** Start TASK MATERIAL **

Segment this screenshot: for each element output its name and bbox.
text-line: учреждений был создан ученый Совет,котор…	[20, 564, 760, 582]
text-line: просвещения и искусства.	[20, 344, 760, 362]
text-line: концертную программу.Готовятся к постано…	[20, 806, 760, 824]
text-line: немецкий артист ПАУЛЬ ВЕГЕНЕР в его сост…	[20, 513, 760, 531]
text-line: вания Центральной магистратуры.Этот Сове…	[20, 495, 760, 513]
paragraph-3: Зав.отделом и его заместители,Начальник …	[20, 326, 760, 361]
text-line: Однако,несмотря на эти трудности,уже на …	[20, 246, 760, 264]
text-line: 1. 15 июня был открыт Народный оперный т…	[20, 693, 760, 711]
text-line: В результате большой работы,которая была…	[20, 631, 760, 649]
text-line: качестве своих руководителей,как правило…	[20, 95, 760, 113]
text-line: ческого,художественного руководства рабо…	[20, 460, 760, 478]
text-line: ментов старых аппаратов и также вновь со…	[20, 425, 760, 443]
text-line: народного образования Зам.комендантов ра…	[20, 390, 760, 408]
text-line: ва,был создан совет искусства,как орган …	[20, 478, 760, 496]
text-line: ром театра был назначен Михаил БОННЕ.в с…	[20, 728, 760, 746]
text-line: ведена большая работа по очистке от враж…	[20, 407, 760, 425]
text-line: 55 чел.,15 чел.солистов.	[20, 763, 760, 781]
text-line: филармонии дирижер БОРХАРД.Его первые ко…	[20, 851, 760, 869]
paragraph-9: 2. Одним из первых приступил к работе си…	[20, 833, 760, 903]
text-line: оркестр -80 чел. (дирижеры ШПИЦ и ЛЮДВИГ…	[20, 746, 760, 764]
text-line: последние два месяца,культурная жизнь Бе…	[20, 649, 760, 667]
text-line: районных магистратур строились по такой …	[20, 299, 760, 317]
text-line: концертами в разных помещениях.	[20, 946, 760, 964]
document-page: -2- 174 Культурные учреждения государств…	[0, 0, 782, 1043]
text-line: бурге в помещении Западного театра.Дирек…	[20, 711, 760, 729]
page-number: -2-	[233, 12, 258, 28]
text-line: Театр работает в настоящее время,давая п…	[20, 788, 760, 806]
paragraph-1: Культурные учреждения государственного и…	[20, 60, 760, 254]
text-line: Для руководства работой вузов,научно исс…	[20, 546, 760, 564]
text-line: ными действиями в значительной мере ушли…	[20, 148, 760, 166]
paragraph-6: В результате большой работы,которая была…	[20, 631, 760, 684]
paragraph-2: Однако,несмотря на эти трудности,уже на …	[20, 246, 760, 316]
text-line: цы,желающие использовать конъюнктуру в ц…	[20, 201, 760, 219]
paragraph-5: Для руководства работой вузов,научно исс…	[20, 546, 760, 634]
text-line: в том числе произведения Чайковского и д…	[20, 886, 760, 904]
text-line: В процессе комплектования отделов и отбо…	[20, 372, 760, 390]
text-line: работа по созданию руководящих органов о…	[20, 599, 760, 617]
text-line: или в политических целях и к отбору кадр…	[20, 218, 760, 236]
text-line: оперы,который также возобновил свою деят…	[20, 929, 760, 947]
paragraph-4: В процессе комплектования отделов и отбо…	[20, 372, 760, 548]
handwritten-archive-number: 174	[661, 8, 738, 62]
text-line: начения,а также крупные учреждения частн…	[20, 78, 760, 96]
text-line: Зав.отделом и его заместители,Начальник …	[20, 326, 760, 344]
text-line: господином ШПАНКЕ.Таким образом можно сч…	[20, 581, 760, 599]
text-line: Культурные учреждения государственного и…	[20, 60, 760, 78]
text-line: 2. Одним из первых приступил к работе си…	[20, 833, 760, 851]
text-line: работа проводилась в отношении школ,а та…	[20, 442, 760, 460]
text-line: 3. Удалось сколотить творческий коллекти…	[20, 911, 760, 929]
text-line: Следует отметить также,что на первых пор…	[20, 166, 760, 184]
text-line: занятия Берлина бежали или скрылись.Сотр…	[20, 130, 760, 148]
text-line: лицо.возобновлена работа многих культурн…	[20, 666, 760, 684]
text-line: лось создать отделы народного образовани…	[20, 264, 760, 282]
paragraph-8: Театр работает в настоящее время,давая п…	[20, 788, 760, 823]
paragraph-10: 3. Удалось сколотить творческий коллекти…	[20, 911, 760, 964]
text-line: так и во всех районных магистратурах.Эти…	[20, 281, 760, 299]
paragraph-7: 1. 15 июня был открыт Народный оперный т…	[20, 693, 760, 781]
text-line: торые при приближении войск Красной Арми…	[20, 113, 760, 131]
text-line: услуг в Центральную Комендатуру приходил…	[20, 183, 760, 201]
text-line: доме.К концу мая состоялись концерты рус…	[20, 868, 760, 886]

** End TASK MATERIAL **

WHAT IS ASKED: Output the listing above as a JSON list of strings, with one string for each line and no blank lines.

COMPLETE RESPONSE:
[
  "Segment this screenshot: for each element output its name and bbox.",
  "text-line: учреждений был создан ученый Совет,котор…\t[20, 564, 760, 582]",
  "text-line: просвещения и искусства.\t[20, 344, 760, 362]",
  "text-line: концертную программу.Готовятся к постано…\t[20, 806, 760, 824]",
  "text-line: немецкий артист ПАУЛЬ ВЕГЕНЕР в его сост…\t[20, 513, 760, 531]",
  "text-line: вания Центральной магистратуры.Этот Сове…\t[20, 495, 760, 513]",
  "paragraph-3: Зав.отделом и его заместители,Начальник …\t[20, 326, 760, 361]",
  "text-line: Однако,несмотря на эти трудности,уже на …\t[20, 246, 760, 264]",
  "text-line: 1. 15 июня был открыт Народный оперный т…\t[20, 693, 760, 711]",
  "text-line: В результате большой работы,которая была…\t[20, 631, 760, 649]",
  "text-line: качестве своих руководителей,как правило…\t[20, 95, 760, 113]",
  "text-line: ческого,художественного руководства рабо…\t[20, 460, 760, 478]",
  "text-line: ментов старых аппаратов и также вновь со…\t[20, 425, 760, 443]",
  "text-line: народного образования Зам.комендантов ра…\t[20, 390, 760, 408]",
  "text-line: ва,был создан совет искусства,как орган …\t[20, 478, 760, 496]",
  "text-line: ром театра был назначен Михаил БОННЕ.в с…\t[20, 728, 760, 746]",
  "text-line: ведена большая работа по очистке от враж…\t[20, 407, 760, 425]",
  "text-line: 55 чел.,15 чел.солистов.\t[20, 763, 760, 781]",
  "text-line: филармонии дирижер БОРХАРД.Его первые ко…\t[20, 851, 760, 869]",
  "paragraph-9: 2. Одним из первых приступил к работе си…\t[20, 833, 760, 903]",
  "text-line: оркестр -80 чел. (дирижеры ШПИЦ и ЛЮДВИГ…\t[20, 746, 760, 764]",
  "text-line: последние два месяца,культурная жизнь Бе…\t[20, 649, 760, 667]",
  "text-line: районных магистратур строились по такой …\t[20, 299, 760, 317]",
  "text-line: концертами в разных помещениях.\t[20, 946, 760, 964]",
  "document-page: -2- 174 Культурные учреждения государств…\t[0, 0, 782, 1043]",
  "text-line: бурге в помещении Западного театра.Дирек…\t[20, 711, 760, 729]",
  "page-number: -2-\t[233, 12, 258, 28]",
  "text-line: Театр работает в настоящее время,давая п…\t[20, 788, 760, 806]",
  "paragraph-1: Культурные учреждения государственного и…\t[20, 60, 760, 254]",
  "text-line: Для руководства работой вузов,научно исс…\t[20, 546, 760, 564]",
  "text-line: ными действиями в значительной мере ушли…\t[20, 148, 760, 166]",
  "paragraph-6: В результате большой работы,которая была…\t[20, 631, 760, 684]",
  "paragraph-2: Однако,несмотря на эти трудности,уже на …\t[20, 246, 760, 316]",
  "text-line: цы,желающие использовать конъюнктуру в ц…\t[20, 201, 760, 219]",
  "paragraph-5: Для руководства работой вузов,научно исс…\t[20, 546, 760, 634]",
  "text-line: в том числе произведения Чайковского и д…\t[20, 886, 760, 904]",
  "text-line: В процессе комплектования отделов и отбо…\t[20, 372, 760, 390]",
  "text-line: работа по созданию руководящих органов о…\t[20, 599, 760, 617]",
  "text-line: или в политических целях и к отбору кадр…\t[20, 218, 760, 236]",
  "text-line: оперы,который также возобновил свою деят…\t[20, 929, 760, 947]",
  "paragraph-4: В процессе комплектования отделов и отбо…\t[20, 372, 760, 548]",
  "handwritten-archive-number: 174\t[661, 8, 738, 62]",
  "text-line: начения,а также крупные учреждения частн…\t[20, 78, 760, 96]",
  "text-line: Зав.отделом и его заместители,Начальник …\t[20, 326, 760, 344]",
  "text-line: господином ШПАНКЕ.Таким образом можно сч…\t[20, 581, 760, 599]",
  "text-line: Культурные учреждения государственного и…\t[20, 60, 760, 78]",
  "text-line: 2. Одним из первых приступил к работе си…\t[20, 833, 760, 851]",
  "text-line: работа проводилась в отношении школ,а та…\t[20, 442, 760, 460]",
  "text-line: 3. Удалось сколотить творческий коллекти…\t[20, 911, 760, 929]",
  "text-line: Следует отметить также,что на первых пор…\t[20, 166, 760, 184]",
  "text-line: занятия Берлина бежали или скрылись.Сотр…\t[20, 130, 760, 148]",
  "text-line: лицо.возобновлена работа многих культурн…\t[20, 666, 760, 684]",
  "text-line: лось создать отделы народного образовани…\t[20, 264, 760, 282]",
  "paragraph-8: Театр работает в настоящее время,давая п…\t[20, 788, 760, 823]",
  "paragraph-10: 3. Удалось сколотить творческий коллекти…\t[20, 911, 760, 964]",
  "text-line: так и во всех районных магистратурах.Эти…\t[20, 281, 760, 299]",
  "paragraph-7: 1. 15 июня был открыт Народный оперный т…\t[20, 693, 760, 781]",
  "text-line: торые при приближении войск Красной Арми…\t[20, 113, 760, 131]",
  "text-line: услуг в Центральную Комендатуру приходил…\t[20, 183, 760, 201]",
  "text-line: доме.К концу мая состоялись концерты рус…\t[20, 868, 760, 886]"
]